[Start]
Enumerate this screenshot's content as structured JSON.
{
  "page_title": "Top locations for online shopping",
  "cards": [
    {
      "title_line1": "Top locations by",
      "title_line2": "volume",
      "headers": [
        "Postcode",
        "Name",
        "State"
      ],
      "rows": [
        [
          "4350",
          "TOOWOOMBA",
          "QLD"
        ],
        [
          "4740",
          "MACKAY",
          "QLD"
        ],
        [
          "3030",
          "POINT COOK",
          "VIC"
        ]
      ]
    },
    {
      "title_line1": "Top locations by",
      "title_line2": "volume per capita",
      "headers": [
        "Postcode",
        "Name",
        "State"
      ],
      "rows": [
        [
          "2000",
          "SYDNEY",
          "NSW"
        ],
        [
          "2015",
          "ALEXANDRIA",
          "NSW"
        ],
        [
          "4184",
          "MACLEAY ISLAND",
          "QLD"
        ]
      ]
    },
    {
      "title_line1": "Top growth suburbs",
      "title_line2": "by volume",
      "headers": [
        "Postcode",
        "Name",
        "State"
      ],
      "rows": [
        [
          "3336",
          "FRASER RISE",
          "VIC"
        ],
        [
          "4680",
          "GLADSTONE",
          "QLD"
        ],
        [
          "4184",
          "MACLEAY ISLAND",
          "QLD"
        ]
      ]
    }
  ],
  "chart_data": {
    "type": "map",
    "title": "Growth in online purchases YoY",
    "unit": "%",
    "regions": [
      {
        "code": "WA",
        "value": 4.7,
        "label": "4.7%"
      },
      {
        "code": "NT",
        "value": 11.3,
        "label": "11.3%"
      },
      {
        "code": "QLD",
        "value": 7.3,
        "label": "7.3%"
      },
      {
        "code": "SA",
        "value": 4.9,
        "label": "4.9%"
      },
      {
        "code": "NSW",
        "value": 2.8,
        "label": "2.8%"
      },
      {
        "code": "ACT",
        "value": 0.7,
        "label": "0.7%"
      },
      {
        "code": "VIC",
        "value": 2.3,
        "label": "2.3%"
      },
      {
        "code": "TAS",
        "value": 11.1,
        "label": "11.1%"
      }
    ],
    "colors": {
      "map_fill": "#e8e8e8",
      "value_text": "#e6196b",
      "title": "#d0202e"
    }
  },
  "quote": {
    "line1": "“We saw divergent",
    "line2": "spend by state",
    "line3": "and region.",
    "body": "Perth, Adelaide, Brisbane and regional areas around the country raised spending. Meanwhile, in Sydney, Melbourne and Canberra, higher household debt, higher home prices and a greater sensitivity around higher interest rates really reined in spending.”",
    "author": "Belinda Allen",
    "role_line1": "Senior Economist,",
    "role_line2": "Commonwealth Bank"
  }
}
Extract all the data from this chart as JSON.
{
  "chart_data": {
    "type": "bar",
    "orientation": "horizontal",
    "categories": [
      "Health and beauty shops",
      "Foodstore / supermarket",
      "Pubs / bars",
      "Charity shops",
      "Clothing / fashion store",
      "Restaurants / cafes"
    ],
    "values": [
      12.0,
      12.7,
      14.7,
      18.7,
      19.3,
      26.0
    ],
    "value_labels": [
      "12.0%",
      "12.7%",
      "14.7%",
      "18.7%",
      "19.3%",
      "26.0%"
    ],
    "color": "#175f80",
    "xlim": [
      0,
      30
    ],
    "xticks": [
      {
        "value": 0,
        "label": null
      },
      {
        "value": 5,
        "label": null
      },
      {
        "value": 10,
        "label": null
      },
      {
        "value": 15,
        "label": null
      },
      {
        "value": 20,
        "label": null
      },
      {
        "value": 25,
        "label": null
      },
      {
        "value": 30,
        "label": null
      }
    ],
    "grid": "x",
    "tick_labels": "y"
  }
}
[End]
● Given problem
Each line above must be reproduced exactly as it stands.

● Right answer
Enumerate this screenshot's content as structured JSON.
{
  "page_title": "Top locations for online shopping",
  "cards": [
    {
      "title_line1": "Top locations by",
      "title_line2": "volume",
      "headers": [
        "Postcode",
        "Name",
        "State"
      ],
      "rows": [
        [
          "4350",
          "TOOWOOMBA",
          "QLD"
        ],
        [
          "4740",
          "MACKAY",
          "QLD"
        ],
        [
          "3030",
          "POINT COOK",
          "VIC"
        ]
      ]
    },
    {
      "title_line1": "Top locations by",
      "title_line2": "volume per capita",
      "headers": [
        "Postcode",
        "Name",
        "State"
      ],
      "rows": [
        [
          "2000",
          "SYDNEY",
          "NSW"
        ],
        [
          "2015",
          "ALEXANDRIA",
          "NSW"
        ],
        [
          "4184",
          "MACLEAY ISLAND",
          "QLD"
        ]
      ]
    },
    {
      "title_line1": "Top growth suburbs",
      "title_line2": "by volume",
      "headers": [
        "Postcode",
        "Name",
        "State"
      ],
      "rows": [
        [
          "3336",
          "FRASER RISE",
          "VIC"
        ],
        [
          "4680",
          "GLADSTONE",
          "QLD"
        ],
        [
          "4184",
          "MACLEAY ISLAND",
          "QLD"
        ]
      ]
    }
  ],
  "chart_data": {
    "type": "map",
    "title": "Growth in online purchases YoY",
    "unit": "%",
    "regions": [
      {
        "code": "WA",
        "value": 4.7,
        "label": "4.7%"
      },
      {
        "code": "NT",
        "value": 11.3,
        "label": "11.3%"
      },
      {
        "code": "QLD",
        "value": 7.3,
        "label": "7.3%"
      },
      {
        "code": "SA",
        "value": 4.9,
        "label": "4.9%"
      },
      {
        "code": "NSW",
        "value": 2.8,
        "label": "2.8%"
      },
      {
        "code": "ACT",
        "value": 0.7,
        "label": "0.7%"
      },
      {
        "code": "VIC",
        "value": 2.3,
        "label": "2.3%"
      },
      {
        "code": "TAS",
        "value": 11.1,
        "label": "11.1%"
      }
    ],
    "colors": {
      "map_fill": "#e8e8e8",
      "value_text": "#e6196b",
      "title": "#d0202e"
    }
  },
  "quote": {
    "line1": "“We saw divergent",
    "line2": "spend by state",
    "line3": "and region.",
    "body": "Perth, Adelaide, Brisbane and regional areas around the country raised spending. Meanwhile, in Sydney, Melbourne and Canberra, higher household debt, higher home prices and a greater sensitivity around higher interest rates really reined in spending.”",
    "author": "Belinda Allen",
    "role_line1": "Senior Economist,",
    "role_line2": "Commonwealth Bank"
  }
}
Extract all the data from this chart as JSON.
{
  "chart_data": {
    "type": "bar",
    "orientation": "horizontal",
    "categories": [
      "Health and beauty shops",
      "Foodstore / supermarket",
      "Pubs / bars",
      "Charity shops",
      "Clothing / fashion store",
      "Restaurants / cafes"
    ],
    "values": [
      12.0,
      12.7,
      14.7,
      18.7,
      19.3,
      26.0
    ],
    "value_labels": [
      "12.0%",
      "12.7%",
      "14.7%",
      "18.7%",
      "19.3%",
      "26.0%"
    ],
    "color": "#175f80",
    "xlim": [
      0,
      30
    ],
    "xticks": [
      {
        "value": 0,
        "label": null
      },
      {
        "value": 5,
        "label": null
      },
      {
        "value": 10,
        "label": null
      },
      {
        "value": 15,
        "label": null
      },
      {
        "value": 20,
        "label": null
      },
      {
        "value": 25,
        "label": null
      },
      {
        "value": 30,
        "label": null
      }
    ],
    "grid": "x",
    "tick_labels": "y"
  }
}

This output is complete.